Reproduce the listing that follows character for character, excluding its pictures.

§ **Materials provided**
····················

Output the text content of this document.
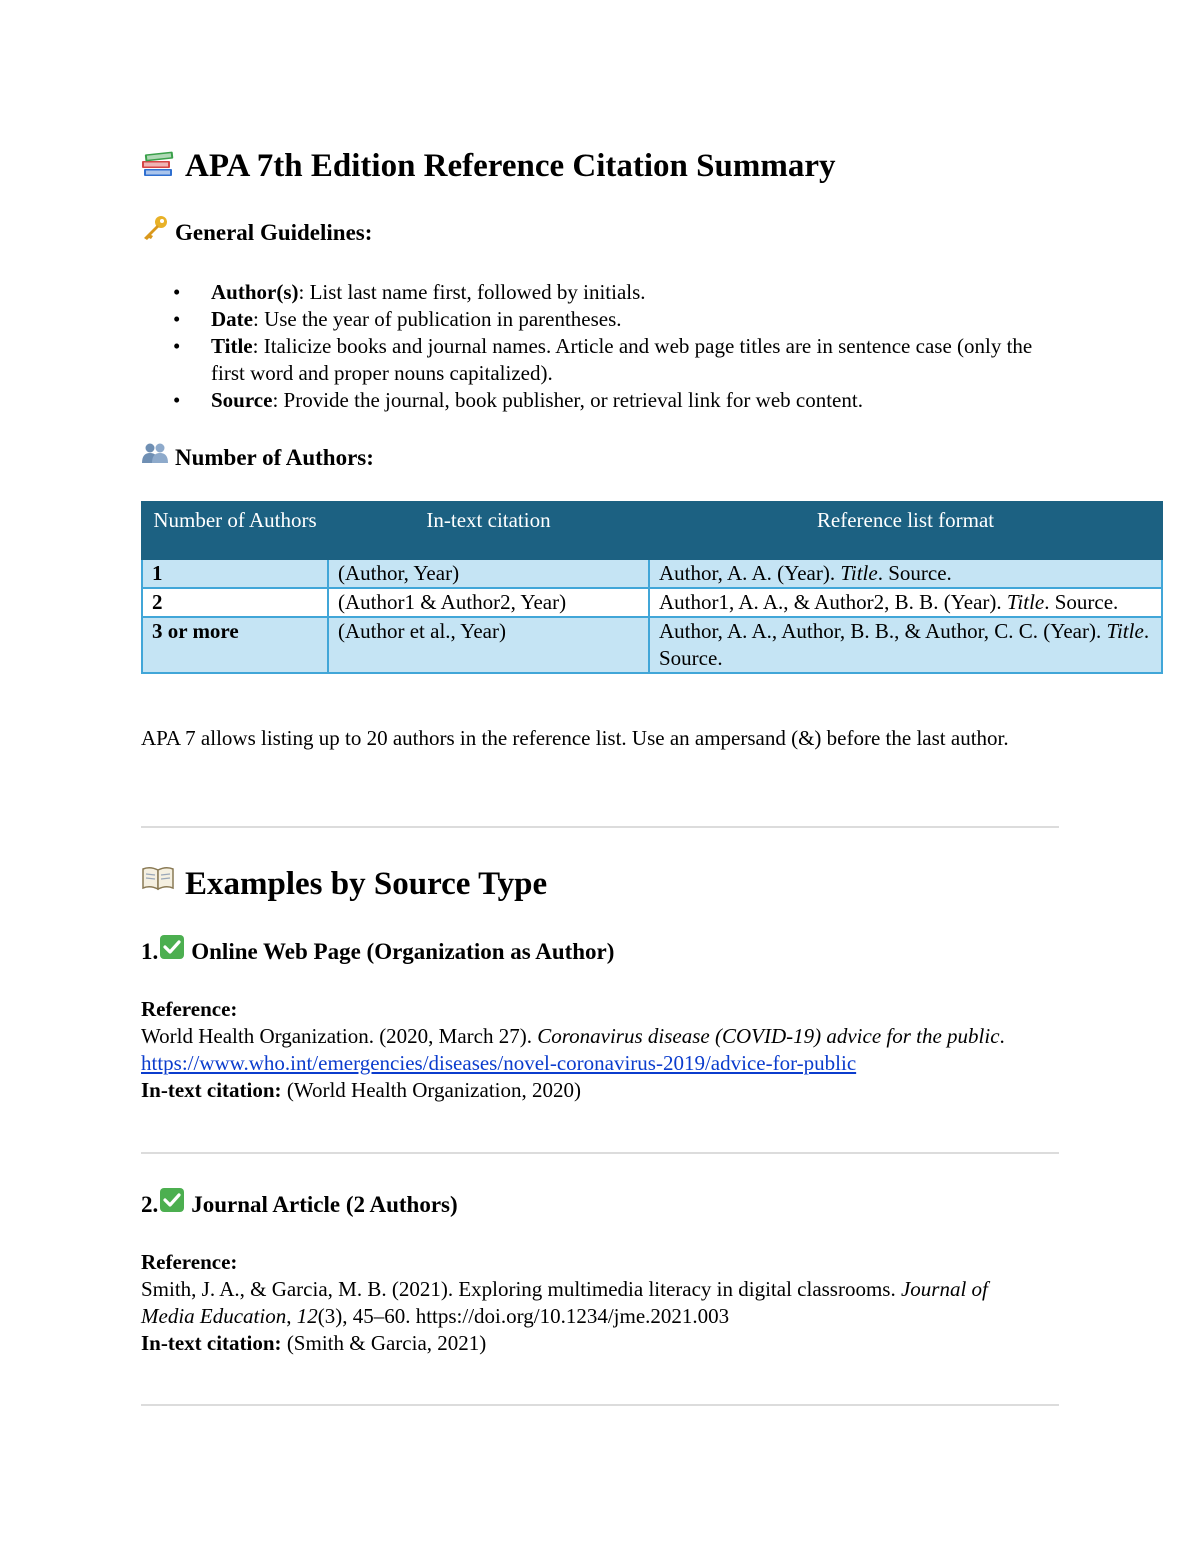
APA 7th Edition Reference Citation Summary
General Guidelines:
• Author(s): List last name first, followed by initials.
• Date: Use the year of publication in parentheses.
• Title: Italicize books and journal names. Article and web page titles are in sentence case (only the first word and proper nouns capitalized).
• Source: Provide the journal, book publisher, or retrieval link for web content.
Number of Authors:
Number of Authors	In-text citation	Reference list format
1	(Author, Year)	Author, A. A. (Year). Title. Source.
2	(Author1 & Author2, Year)	Author1, A. A., & Author2, B. B. (Year). Title. Source.
3 or more	(Author et al., Year)	Author, A. A., Author, B. B., & Author, C. C. (Year). Title. Source.
APA 7 allows listing up to 20 authors in the reference list. Use an ampersand (&) before the last author.
Examples by Source Type
1. Online Web Page (Organization as Author)
Reference:
World Health Organization. (2020, March 27). Coronavirus disease (COVID-19) advice for the public. https://www.who.int/emergencies/diseases/novel-coronavirus-2019/advice-for-public
In-text citation: (World Health Organization, 2020)
2. Journal Article (2 Authors)
Reference:
Smith, J. A., & Garcia, M. B. (2021). Exploring multimedia literacy in digital classrooms. Journal of Media Education, 12(3), 45–60. https://doi.org/10.1234/jme.2021.003
In-text citation: (Smith & Garcia, 2021)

····················

§ **Your solution**
Output the text content of this document.
APA 7th Edition Reference Citation Summary
General Guidelines:
• Author(s): List last name first, followed by initials.
• Date: Use the year of publication in parentheses.
• Title: Italicize books and journal names. Article and web page titles are in sentence case (only the first word and proper nouns capitalized).
• Source: Provide the journal, book publisher, or retrieval link for web content.
Number of Authors:
Number of Authors	In-text citation	Reference list format
1	(Author, Year)	Author, A. A. (Year). Title. Source.
2	(Author1 & Author2, Year)	Author1, A. A., & Author2, B. B. (Year). Title. Source.
3 or more	(Author et al., Year)	Author, A. A., Author, B. B., & Author, C. C. (Year). Title. Source.
APA 7 allows listing up to 20 authors in the reference list. Use an ampersand (&) before the last author.
Examples by Source Type
1. Online Web Page (Organization as Author)
Reference:
World Health Organization. (2020, March 27). Coronavirus disease (COVID-19) advice for the public. https://www.who.int/emergencies/diseases/novel-coronavirus-2019/advice-for-public
In-text citation: (World Health Organization, 2020)
2. Journal Article (2 Authors)
Reference:
Smith, J. A., & Garcia, M. B. (2021). Exploring multimedia literacy in digital classrooms. Journal of Media Education, 12(3), 45–60. https://doi.org/10.1234/jme.2021.003
In-text citation: (Smith & Garcia, 2021)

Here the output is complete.